◆ **Aim of the task**
Copy out each line that includes the word "wyprawowal".
--- begin Data shown ---
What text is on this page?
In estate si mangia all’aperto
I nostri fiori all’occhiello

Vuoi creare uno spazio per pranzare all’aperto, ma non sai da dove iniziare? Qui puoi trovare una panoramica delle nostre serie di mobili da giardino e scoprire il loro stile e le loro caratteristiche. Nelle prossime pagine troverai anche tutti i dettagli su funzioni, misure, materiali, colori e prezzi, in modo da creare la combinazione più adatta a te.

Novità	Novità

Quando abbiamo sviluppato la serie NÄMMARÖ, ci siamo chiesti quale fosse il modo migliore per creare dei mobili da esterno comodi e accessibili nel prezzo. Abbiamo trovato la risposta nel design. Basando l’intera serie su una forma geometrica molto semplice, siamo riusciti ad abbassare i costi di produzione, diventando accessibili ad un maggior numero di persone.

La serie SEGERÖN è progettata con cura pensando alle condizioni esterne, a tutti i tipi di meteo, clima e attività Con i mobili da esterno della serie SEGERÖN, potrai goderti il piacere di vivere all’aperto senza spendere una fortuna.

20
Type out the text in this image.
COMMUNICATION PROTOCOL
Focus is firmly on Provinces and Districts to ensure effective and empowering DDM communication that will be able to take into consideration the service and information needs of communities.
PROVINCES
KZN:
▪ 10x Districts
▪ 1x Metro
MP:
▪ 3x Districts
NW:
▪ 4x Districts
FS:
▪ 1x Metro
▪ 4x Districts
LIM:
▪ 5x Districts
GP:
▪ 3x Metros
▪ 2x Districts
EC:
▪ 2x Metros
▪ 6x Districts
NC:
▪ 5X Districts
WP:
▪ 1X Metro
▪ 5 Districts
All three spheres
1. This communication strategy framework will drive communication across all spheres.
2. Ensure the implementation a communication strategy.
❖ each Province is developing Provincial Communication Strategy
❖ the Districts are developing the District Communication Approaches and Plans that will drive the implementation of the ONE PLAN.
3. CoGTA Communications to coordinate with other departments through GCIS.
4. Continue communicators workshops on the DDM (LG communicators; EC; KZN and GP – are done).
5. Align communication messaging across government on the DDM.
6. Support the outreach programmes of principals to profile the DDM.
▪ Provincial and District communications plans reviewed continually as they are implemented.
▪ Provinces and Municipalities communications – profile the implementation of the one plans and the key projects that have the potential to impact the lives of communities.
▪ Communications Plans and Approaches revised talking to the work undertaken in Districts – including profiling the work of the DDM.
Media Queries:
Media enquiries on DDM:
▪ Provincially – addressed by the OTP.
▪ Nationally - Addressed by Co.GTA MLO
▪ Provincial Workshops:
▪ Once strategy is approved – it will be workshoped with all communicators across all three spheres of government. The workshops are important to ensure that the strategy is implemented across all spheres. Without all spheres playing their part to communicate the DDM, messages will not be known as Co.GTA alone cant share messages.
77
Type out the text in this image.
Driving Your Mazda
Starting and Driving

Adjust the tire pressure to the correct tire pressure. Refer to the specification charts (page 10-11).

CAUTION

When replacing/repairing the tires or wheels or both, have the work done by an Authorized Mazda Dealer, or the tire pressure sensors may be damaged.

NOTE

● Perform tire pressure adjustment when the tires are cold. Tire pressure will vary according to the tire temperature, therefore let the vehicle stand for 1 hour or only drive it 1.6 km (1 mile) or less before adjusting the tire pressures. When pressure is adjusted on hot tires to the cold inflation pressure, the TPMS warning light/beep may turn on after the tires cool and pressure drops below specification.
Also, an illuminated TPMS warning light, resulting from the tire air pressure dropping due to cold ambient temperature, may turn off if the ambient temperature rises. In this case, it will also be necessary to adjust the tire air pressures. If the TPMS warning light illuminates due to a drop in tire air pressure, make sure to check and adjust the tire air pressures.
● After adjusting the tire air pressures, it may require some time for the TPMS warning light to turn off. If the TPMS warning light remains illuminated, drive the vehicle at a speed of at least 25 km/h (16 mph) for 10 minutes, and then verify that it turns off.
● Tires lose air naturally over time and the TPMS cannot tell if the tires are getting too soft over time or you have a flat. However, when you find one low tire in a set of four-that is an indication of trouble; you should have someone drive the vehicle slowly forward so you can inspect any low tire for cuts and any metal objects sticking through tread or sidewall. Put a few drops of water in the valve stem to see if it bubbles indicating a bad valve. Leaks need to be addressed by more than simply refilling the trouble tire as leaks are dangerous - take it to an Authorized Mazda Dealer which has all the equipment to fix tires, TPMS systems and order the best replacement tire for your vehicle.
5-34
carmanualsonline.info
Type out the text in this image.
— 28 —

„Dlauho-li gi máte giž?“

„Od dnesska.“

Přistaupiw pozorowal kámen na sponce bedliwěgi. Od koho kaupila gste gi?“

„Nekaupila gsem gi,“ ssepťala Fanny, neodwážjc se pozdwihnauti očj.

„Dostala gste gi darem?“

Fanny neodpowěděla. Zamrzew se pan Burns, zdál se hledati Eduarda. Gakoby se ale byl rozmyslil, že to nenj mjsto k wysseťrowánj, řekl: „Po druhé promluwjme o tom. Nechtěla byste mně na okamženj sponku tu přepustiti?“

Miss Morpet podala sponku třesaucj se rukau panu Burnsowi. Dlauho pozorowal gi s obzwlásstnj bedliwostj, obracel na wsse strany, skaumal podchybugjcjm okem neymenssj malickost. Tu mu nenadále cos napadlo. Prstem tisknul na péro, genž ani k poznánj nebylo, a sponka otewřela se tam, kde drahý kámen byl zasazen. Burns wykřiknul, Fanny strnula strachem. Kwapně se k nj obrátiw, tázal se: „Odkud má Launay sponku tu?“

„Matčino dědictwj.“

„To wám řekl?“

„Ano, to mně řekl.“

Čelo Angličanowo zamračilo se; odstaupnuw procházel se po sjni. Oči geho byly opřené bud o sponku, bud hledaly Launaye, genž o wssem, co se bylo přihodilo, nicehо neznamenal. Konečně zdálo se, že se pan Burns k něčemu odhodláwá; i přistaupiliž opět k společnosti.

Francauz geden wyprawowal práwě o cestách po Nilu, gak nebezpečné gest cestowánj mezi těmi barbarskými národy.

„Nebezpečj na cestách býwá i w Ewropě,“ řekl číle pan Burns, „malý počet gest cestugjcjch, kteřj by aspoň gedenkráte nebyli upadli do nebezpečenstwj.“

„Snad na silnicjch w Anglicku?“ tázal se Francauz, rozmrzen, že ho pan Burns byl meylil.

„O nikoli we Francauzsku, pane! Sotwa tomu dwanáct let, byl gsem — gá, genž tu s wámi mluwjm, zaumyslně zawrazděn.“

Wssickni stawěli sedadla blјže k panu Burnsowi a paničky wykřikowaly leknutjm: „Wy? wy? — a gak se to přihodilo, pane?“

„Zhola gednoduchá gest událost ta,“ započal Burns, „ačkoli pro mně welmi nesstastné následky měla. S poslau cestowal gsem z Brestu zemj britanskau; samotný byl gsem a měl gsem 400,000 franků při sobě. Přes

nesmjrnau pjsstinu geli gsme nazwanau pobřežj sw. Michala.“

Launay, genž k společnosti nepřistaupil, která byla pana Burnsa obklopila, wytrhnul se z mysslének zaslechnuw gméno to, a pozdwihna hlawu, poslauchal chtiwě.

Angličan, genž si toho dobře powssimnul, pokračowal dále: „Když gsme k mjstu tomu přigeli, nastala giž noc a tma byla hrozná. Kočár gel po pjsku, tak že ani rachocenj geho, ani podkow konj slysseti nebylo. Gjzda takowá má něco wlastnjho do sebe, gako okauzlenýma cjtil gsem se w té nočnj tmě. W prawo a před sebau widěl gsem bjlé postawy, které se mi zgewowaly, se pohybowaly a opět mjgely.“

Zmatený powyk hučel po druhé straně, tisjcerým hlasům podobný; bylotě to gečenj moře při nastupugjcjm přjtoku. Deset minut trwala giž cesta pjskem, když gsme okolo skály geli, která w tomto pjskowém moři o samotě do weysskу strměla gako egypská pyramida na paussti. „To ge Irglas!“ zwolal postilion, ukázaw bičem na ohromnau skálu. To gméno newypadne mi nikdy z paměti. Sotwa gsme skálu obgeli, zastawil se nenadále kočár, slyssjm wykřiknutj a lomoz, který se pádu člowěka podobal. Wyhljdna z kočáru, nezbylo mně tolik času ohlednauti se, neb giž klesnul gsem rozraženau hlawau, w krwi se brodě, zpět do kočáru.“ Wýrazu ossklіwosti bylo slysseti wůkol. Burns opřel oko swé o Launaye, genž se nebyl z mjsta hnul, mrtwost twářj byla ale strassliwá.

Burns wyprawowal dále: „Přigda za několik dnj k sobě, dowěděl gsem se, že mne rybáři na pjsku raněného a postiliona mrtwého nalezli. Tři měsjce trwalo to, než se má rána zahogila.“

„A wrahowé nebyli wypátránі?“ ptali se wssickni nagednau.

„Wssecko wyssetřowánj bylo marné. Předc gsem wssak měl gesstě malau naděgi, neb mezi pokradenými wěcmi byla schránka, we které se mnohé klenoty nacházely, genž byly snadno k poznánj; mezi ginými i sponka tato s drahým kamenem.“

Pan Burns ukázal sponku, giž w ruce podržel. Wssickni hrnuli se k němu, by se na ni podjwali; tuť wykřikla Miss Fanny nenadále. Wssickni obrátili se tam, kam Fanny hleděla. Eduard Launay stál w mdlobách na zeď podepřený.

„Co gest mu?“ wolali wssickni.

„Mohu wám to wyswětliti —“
--- end Data shown ---
◆ **Exercise answer**
Francauz geden wyprawowal práwě o cestách po Nilu, gak nebezpečné gest cestowánj mezi těmi barbarskými národy.
Burns wyprawowal dále: „Přigda za několik dnj k sobě, dowěděl gsem se, že mne rybáři na pjsku raněného a postiliona mrtwého nalezli. Tři měsjce trwalo to, než se má rána zahogila.“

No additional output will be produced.